* [YOUR INSTRUCTIONS]: Scan the records below. List lines holding "After".

* [GIVEN INFORMATION]:
──────
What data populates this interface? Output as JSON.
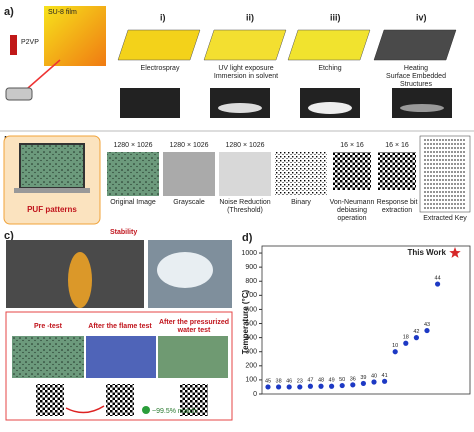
{
  "panel_a": {
    "label": "a)",
    "film": "SU-8 film",
    "vial": "P2VP",
    "steps": [
      {
        "num": "i)",
        "text": [
          "Electrospray"
        ]
      },
      {
        "num": "ii)",
        "text": [
          "UV light exposure",
          "Immersion in solvent"
        ]
      },
      {
        "num": "iii)",
        "text": [
          "Etching"
        ]
      },
      {
        "num": "iv)",
        "text": [
          "Heating",
          "Surface Embedded",
          "Structures"
        ]
      }
    ]
  },
  "panel_b": {
    "label": "b)",
    "puf": "PUF patterns",
    "images": [
      {
        "size": "1280 × 1026",
        "caption": [
          "Original Image"
        ]
      },
      {
        "size": "1280 × 1026",
        "caption": [
          "Grayscale"
        ]
      },
      {
        "size": "1280 × 1026",
        "caption": [
          "Noise Reduction",
          "(Threshold)"
        ]
      },
      {
        "size": "",
        "caption": [
          "Binary"
        ]
      },
      {
        "size": "16 × 16",
        "caption": [
          "Von-Neumann",
          "debiasing",
          "operation"
        ]
      },
      {
        "size": "16 × 16",
        "caption": [
          "Response bit",
          "extraction"
        ]
      },
      {
        "size": "",
        "caption": [
          "Extracted Key"
        ]
      }
    ]
  },
  "panel_c": {
    "label": "c)",
    "stability": "Stability",
    "tests": [
      "Pre -test",
      "After the flame test",
      "After the pressurized",
      "water test"
    ],
    "match": "~99.5% match"
  },
  "chart_data": {
    "type": "scatter",
    "label": "d)",
    "y_label": "Temperature (°C)",
    "categories": [
      "45",
      "38",
      "46",
      "23",
      "47",
      "48",
      "49",
      "50",
      "36",
      "39",
      "40",
      "41",
      "10",
      "18",
      "42",
      "43",
      "44"
    ],
    "values": [
      50,
      50,
      50,
      50,
      55,
      55,
      55,
      60,
      65,
      75,
      85,
      90,
      300,
      360,
      400,
      450,
      780
    ],
    "color": "#1d39c4",
    "this_work": {
      "label": "This Work",
      "value": 1000,
      "color": "#d62728"
    },
    "ylim": [
      0,
      1050
    ],
    "yticks": [
      0,
      100,
      200,
      300,
      400,
      500,
      600,
      700,
      800,
      900,
      1000
    ]
  }
}
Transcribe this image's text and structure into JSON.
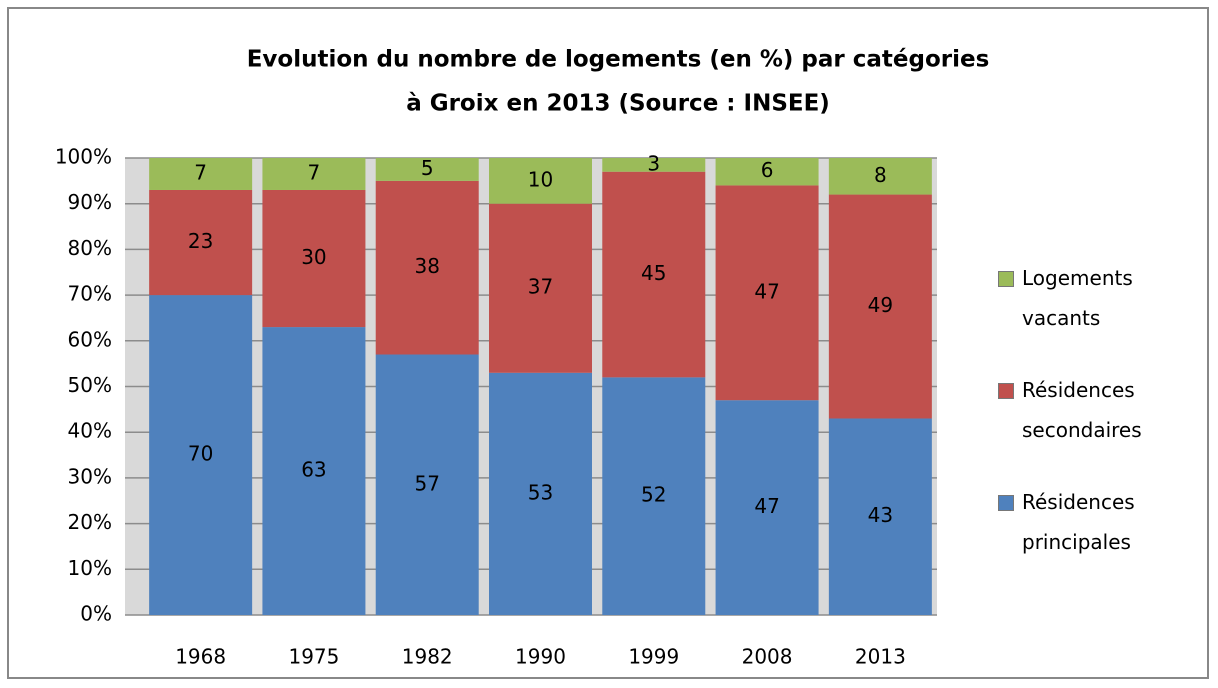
──────
* [OUTPUT BELOW]:
      "After the flame test",
      "After the pressurized",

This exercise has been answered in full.